### PROBLEM TO SOLVE
Pull each line containing "from" out of the data and copy it.

### RECORDS PROVIDED
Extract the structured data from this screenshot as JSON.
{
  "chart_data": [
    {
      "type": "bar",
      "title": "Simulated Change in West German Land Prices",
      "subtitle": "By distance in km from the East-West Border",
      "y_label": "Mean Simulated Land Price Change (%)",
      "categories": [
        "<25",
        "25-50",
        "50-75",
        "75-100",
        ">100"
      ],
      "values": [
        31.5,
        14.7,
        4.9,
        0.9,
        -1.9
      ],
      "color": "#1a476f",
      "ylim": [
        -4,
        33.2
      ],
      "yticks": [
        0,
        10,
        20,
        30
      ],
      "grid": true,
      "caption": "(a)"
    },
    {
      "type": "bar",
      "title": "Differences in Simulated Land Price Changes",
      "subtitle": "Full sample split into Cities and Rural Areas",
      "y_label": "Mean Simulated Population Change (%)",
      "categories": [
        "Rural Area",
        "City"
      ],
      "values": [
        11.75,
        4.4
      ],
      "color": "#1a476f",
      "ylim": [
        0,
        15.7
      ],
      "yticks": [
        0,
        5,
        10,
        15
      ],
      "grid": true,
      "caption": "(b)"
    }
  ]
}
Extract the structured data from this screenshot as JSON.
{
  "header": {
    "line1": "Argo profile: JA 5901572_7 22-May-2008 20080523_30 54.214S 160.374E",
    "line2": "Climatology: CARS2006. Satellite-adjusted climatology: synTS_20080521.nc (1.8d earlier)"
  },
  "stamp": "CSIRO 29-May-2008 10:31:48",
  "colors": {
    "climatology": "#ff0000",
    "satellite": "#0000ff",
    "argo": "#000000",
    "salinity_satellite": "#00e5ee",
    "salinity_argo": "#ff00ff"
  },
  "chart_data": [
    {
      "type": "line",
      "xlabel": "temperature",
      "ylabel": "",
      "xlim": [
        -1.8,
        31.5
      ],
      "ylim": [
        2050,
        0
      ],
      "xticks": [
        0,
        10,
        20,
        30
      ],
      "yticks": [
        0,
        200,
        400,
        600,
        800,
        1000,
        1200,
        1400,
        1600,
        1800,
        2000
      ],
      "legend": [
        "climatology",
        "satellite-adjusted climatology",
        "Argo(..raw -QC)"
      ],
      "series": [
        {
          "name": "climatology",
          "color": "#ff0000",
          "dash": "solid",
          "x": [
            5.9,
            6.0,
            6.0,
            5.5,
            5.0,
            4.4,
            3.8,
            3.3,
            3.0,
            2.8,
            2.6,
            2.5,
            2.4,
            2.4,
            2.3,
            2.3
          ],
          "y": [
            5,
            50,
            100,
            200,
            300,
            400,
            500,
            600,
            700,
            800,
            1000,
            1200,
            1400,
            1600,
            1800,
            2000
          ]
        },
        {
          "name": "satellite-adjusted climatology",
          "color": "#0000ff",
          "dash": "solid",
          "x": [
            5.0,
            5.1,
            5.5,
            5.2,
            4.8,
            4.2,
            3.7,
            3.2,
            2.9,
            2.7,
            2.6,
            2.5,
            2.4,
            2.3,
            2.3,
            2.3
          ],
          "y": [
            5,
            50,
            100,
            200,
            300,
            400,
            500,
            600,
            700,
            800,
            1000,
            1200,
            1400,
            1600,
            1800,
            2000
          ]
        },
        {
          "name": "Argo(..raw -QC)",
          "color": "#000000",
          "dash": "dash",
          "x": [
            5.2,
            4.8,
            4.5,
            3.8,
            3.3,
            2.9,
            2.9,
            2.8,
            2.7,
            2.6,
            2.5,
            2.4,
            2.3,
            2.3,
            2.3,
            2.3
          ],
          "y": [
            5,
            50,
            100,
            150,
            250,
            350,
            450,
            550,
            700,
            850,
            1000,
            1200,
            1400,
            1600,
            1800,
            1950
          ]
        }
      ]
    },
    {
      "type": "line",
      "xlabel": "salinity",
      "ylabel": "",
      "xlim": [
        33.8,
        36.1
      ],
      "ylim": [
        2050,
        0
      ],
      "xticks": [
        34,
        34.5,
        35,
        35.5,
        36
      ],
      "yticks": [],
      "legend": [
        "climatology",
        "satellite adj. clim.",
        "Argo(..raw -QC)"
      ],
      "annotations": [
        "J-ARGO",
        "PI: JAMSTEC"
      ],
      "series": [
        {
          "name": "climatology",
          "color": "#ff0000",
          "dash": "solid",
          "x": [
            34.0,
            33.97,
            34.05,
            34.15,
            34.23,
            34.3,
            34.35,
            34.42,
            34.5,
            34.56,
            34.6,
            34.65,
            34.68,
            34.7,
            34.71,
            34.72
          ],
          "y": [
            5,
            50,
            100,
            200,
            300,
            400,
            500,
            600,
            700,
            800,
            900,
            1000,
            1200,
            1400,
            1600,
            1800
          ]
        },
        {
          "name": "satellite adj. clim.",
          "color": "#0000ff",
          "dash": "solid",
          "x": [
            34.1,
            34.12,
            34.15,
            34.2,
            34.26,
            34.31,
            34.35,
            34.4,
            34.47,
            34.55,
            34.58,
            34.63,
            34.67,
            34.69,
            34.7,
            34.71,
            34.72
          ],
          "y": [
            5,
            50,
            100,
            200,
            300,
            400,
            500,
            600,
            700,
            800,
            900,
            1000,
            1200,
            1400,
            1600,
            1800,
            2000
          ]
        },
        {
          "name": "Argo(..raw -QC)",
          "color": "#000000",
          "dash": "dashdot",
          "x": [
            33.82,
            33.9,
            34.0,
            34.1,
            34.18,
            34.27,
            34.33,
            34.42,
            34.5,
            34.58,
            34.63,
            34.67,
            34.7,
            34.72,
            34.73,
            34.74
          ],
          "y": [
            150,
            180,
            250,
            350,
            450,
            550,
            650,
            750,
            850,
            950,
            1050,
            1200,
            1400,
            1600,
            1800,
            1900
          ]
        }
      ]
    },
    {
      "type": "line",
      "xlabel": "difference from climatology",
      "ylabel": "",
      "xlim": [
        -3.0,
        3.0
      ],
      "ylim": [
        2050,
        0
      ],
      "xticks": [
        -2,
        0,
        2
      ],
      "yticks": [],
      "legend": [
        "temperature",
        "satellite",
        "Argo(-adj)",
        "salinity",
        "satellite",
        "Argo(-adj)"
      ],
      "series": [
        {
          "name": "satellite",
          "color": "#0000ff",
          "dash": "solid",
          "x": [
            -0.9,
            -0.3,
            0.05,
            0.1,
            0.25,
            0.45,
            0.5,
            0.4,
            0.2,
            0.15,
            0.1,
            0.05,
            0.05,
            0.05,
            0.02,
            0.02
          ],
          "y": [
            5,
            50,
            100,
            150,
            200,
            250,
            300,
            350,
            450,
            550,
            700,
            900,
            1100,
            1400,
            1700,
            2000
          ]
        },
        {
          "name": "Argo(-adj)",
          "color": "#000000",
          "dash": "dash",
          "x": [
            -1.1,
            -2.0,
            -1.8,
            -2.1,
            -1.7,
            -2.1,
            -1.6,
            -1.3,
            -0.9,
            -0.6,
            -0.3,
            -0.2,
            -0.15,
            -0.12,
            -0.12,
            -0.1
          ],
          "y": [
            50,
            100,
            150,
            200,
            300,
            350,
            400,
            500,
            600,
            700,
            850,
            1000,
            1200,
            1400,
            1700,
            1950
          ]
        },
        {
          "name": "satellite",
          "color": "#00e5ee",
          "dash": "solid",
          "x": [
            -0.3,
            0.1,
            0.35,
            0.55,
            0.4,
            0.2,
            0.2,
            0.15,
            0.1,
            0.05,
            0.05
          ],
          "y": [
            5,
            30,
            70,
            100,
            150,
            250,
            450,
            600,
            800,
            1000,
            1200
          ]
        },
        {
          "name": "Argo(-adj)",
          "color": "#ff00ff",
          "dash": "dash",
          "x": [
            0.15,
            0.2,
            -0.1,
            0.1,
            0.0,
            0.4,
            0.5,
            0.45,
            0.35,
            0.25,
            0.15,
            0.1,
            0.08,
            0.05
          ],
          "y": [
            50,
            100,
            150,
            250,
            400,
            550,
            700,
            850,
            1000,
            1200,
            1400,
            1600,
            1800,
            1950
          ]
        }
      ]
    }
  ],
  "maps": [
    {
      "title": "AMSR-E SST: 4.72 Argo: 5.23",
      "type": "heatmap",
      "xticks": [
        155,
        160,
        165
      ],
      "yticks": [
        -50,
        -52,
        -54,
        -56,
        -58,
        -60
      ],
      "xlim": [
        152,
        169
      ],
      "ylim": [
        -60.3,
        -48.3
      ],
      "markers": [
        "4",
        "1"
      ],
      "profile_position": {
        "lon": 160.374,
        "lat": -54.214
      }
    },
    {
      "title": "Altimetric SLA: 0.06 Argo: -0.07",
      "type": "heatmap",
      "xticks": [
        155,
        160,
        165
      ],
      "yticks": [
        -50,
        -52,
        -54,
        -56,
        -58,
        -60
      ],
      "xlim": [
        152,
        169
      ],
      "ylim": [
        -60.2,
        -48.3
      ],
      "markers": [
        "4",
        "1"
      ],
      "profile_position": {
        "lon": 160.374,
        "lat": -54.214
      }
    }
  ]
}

### THE SOLUTION
Extract the structured data from this screenshot as JSON.
      "subtitle": "By distance in km from the East-West Border",
Extract the structured data from this screenshot as JSON.
      "xlabel": "difference from climatology",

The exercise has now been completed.